Sunday mornings come quietly here at our little house, especially in this frigid Midwestern winter. We start a fire, settle in with our coffee and a book or newspaper, munch on some toast and honey from our local bakery. As the morning progresses, we might brew another pot of coffee, put some music on the CD player. I might finish one book and pick up another; my husband might move into the den and catch the latest replays from Saturdays soccer matches.
Sundays haven’t always been this way. For many years, we were very active in our church music programs, and would hustle out of bed on Sundays just as we did on other weekdays, needing to be there prior to service time to rehearse. After worship, we often went out for brunch with friends, arriving home mid-afternoon. This was all quite lovely, of course, but it often made Sunday mornings feel frantic. So perhaps this was one reason we’ve fallen away from regular church attendance. With age has come a sense of needing to choose those activities that serve us best, that provide comfort and care, rather than the sense of one more obligation to fulfill.

* WHAT NEEDS TO BE DONE *
Please sum up the essay on Sunday mornings in two sentences. The lines after this play no part in the work.

* SUPPLIED ENTRIES *
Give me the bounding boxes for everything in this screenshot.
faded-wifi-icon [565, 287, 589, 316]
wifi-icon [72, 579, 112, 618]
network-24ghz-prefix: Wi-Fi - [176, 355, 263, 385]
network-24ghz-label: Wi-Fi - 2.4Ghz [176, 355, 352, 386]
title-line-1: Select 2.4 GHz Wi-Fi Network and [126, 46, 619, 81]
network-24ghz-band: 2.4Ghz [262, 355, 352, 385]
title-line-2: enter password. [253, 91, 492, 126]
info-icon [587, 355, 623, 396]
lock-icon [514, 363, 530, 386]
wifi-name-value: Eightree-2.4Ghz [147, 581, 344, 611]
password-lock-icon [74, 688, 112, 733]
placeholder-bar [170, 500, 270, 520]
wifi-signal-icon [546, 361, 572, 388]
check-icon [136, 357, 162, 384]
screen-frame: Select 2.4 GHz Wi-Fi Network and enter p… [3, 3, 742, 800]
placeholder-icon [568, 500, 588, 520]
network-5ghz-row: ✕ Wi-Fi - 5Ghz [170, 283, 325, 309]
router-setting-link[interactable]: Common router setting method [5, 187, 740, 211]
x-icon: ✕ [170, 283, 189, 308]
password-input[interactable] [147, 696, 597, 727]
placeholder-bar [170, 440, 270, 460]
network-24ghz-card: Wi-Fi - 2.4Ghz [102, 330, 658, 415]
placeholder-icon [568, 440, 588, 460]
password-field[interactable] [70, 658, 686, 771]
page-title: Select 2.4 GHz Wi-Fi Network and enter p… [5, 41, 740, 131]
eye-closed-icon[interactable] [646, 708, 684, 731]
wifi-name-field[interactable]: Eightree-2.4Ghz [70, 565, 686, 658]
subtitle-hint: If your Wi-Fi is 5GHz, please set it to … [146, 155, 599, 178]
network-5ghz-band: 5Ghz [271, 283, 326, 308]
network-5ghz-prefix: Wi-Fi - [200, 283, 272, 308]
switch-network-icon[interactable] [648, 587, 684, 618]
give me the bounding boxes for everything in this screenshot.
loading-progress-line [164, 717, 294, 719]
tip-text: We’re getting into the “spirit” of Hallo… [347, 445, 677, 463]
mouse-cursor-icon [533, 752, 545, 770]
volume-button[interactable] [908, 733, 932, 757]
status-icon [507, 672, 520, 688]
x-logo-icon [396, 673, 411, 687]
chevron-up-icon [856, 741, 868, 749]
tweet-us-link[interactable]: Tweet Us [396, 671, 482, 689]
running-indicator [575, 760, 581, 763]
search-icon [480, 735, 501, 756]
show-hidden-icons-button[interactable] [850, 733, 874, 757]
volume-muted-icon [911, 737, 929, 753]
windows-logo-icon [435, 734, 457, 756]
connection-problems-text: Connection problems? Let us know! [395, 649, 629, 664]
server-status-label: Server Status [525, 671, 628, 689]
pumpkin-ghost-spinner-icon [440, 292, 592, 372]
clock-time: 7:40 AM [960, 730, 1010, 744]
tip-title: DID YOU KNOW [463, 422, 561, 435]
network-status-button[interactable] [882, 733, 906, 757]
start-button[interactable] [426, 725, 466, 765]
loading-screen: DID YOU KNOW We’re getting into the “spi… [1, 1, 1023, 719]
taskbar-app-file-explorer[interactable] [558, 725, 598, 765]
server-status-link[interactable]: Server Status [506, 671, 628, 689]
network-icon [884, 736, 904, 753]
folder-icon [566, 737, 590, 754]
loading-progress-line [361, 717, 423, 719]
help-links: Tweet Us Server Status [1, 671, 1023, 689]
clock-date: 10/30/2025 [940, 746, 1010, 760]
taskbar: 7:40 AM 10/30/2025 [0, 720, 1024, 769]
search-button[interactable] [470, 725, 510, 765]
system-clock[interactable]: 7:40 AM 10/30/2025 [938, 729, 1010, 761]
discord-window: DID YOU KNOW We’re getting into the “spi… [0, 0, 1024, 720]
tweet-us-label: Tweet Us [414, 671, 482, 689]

* TASK RESULT *
In a frigid Midwestern winter, the writer and the writer's husband now spend quiet Sunday mornings at home with a fire, coffee, books or the newspaper, toast and honey, music, and soccer replays. For many years, church music programs made their Sundays feel frantic, and with age they have chosen activities that give comfort and care over further obligations, which may be one reason they have fallen away from regular church attendance.